## [Directions]
State how many lines of the listing below include the word "titre". Give only the number.

-- Start Stored data --

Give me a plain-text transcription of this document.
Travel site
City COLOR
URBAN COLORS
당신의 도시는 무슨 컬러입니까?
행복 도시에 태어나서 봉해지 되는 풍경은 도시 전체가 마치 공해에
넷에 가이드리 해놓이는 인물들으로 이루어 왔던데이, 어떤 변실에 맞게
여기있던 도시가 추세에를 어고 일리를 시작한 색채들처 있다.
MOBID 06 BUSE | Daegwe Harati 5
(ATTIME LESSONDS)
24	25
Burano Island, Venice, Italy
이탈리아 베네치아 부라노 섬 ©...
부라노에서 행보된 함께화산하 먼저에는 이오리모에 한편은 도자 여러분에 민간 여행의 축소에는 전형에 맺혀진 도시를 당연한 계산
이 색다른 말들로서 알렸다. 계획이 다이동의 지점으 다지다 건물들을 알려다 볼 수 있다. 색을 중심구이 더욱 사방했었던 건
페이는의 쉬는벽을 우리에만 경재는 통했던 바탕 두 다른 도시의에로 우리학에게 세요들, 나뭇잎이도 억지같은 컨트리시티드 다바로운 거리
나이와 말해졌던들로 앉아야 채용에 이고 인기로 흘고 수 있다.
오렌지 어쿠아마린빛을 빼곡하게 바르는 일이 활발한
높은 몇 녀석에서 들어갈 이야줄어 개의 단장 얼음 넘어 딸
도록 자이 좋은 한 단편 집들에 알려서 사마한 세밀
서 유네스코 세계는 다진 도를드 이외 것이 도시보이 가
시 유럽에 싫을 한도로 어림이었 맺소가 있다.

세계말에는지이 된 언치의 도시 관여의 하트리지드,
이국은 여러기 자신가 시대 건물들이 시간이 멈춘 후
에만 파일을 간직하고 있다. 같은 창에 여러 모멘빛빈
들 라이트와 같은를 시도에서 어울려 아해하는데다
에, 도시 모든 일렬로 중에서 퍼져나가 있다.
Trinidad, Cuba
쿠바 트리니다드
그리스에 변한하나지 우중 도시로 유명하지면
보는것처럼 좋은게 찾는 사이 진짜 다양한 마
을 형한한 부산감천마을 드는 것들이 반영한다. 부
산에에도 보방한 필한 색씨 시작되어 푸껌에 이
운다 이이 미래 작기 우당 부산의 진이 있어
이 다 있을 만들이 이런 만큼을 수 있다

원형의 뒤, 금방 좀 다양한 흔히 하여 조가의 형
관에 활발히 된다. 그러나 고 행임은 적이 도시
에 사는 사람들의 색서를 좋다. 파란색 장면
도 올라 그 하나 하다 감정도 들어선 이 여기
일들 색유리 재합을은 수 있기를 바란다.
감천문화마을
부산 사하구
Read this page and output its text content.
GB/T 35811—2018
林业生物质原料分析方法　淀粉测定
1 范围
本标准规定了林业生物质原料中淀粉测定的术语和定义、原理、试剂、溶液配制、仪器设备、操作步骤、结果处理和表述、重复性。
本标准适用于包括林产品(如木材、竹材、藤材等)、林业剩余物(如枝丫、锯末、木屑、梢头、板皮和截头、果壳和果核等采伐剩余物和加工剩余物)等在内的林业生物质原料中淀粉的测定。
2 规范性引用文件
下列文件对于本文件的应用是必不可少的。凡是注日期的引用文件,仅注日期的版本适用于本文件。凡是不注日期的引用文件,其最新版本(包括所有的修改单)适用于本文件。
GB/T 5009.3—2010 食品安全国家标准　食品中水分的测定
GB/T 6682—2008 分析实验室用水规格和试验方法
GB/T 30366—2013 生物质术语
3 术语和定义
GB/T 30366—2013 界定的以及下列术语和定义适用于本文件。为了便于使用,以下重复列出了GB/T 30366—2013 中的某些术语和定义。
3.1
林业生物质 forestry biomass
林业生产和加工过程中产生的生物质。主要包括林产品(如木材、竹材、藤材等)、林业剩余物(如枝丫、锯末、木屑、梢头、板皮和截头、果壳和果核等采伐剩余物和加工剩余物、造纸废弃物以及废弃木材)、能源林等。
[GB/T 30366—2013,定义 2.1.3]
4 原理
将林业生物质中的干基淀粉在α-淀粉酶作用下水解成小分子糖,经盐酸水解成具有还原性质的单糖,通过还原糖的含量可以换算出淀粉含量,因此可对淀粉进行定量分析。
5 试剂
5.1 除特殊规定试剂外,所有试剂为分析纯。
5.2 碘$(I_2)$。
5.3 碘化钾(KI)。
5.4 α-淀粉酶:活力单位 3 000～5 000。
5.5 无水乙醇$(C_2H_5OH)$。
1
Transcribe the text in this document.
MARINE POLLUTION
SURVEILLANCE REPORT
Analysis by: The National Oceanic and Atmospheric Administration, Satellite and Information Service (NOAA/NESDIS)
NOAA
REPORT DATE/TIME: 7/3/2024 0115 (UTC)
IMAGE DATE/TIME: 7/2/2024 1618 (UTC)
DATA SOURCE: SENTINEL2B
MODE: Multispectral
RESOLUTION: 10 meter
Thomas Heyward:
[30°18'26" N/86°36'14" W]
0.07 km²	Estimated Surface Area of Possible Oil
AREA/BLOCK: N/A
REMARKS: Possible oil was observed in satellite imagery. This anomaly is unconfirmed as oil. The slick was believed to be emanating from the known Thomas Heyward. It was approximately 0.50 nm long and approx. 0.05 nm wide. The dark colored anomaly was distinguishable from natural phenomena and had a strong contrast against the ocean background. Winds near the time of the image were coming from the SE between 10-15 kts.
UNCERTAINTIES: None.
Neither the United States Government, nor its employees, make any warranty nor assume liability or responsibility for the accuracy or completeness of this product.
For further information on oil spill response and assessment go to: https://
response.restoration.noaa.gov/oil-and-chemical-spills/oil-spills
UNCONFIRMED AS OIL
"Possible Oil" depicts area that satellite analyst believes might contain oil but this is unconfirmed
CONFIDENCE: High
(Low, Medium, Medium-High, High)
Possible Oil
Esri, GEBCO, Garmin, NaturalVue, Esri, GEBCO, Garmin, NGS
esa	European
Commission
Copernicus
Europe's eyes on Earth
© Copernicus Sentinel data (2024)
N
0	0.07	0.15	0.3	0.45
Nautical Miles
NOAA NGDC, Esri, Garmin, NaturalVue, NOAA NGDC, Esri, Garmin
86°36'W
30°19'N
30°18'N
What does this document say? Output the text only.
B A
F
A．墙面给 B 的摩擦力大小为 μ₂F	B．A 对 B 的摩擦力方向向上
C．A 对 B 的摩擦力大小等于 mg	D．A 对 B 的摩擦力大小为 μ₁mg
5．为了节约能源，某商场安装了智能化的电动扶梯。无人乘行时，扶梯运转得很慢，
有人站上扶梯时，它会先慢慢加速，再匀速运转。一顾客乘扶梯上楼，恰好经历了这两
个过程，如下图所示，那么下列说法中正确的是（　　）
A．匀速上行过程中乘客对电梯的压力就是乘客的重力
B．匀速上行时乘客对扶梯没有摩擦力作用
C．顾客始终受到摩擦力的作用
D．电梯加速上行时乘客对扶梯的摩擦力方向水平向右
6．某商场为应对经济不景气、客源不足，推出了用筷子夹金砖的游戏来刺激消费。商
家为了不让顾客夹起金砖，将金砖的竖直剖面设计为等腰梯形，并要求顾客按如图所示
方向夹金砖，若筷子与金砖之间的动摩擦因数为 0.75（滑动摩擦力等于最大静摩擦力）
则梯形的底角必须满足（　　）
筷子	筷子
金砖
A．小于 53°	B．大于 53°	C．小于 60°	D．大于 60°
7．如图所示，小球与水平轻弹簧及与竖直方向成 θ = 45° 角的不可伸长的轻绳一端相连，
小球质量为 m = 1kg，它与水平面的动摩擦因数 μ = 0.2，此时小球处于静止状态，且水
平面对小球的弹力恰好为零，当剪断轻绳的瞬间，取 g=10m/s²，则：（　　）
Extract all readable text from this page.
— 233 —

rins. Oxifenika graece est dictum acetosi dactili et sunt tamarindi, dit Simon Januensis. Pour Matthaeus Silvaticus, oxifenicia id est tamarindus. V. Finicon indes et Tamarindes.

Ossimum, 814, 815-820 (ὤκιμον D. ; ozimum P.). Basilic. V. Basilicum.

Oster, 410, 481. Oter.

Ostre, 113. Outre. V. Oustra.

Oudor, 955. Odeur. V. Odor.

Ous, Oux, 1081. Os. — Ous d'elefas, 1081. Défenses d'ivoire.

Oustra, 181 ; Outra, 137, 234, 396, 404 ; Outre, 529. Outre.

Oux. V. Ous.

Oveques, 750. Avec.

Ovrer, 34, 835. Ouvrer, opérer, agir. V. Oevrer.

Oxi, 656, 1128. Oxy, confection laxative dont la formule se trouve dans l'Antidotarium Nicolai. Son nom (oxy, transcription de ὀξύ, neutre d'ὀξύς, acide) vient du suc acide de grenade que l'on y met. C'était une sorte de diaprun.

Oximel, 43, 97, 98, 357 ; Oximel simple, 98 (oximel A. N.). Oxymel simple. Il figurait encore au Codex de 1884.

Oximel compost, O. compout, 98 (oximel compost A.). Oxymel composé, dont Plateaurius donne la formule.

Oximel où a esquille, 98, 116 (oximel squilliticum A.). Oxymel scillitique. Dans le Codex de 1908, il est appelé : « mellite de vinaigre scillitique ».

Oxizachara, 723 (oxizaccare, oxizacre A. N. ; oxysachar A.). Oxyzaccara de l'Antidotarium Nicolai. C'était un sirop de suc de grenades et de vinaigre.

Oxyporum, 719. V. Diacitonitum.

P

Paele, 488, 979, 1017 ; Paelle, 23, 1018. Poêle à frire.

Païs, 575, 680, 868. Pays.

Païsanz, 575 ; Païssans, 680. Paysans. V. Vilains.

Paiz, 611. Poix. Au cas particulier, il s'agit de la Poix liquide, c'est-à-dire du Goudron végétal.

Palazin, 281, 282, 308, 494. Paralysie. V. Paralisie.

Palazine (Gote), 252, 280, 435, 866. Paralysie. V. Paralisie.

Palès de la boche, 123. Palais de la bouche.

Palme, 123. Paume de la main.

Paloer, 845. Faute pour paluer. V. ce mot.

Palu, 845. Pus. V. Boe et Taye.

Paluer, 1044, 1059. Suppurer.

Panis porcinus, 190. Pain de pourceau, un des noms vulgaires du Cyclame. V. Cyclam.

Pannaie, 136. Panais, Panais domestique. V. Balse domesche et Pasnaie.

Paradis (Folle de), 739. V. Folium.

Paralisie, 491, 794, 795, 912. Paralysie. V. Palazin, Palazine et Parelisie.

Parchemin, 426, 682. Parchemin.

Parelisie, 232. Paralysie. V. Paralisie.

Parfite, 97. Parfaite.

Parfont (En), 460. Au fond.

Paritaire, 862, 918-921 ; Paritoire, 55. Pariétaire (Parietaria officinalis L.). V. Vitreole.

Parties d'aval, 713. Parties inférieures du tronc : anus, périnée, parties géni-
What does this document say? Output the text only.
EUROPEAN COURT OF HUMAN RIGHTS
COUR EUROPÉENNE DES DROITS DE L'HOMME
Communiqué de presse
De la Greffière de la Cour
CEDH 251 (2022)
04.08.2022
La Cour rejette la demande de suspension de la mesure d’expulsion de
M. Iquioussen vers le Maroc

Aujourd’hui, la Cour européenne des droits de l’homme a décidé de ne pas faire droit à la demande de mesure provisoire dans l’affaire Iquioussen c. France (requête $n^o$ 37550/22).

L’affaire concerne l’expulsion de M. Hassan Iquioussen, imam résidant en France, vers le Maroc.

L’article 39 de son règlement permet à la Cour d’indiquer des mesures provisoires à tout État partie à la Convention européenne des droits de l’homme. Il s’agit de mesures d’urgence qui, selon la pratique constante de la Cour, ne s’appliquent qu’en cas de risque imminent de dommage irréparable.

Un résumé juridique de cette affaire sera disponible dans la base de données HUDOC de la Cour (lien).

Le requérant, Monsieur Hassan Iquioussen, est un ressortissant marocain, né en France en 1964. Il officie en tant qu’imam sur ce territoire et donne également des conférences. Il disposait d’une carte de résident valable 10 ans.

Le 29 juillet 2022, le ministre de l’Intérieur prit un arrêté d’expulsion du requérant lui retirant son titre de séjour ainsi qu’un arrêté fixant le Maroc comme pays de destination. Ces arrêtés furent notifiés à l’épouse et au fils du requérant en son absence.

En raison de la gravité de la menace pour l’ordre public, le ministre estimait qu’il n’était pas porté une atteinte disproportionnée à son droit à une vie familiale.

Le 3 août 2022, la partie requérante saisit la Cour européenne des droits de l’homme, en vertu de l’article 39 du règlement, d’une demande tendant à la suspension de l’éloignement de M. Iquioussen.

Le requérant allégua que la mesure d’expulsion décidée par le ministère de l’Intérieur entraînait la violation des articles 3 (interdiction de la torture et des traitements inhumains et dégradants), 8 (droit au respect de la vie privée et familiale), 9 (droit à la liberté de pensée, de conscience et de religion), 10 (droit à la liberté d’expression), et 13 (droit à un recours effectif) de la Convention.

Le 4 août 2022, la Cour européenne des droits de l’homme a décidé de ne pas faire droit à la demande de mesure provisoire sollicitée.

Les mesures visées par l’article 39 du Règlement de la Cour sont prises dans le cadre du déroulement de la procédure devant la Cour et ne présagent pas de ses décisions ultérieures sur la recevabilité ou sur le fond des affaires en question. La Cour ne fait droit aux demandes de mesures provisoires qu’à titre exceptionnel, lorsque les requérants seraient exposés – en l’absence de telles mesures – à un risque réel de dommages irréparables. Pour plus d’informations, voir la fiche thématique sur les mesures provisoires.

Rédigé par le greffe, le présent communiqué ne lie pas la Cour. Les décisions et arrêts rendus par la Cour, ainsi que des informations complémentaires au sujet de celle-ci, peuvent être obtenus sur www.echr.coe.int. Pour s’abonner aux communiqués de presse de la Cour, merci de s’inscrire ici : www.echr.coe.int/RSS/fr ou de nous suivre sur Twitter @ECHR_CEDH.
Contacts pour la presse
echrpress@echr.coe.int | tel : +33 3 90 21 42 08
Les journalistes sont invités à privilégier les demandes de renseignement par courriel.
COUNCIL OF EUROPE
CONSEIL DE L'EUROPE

-- End Stored data --

## [Response to this exercise]
2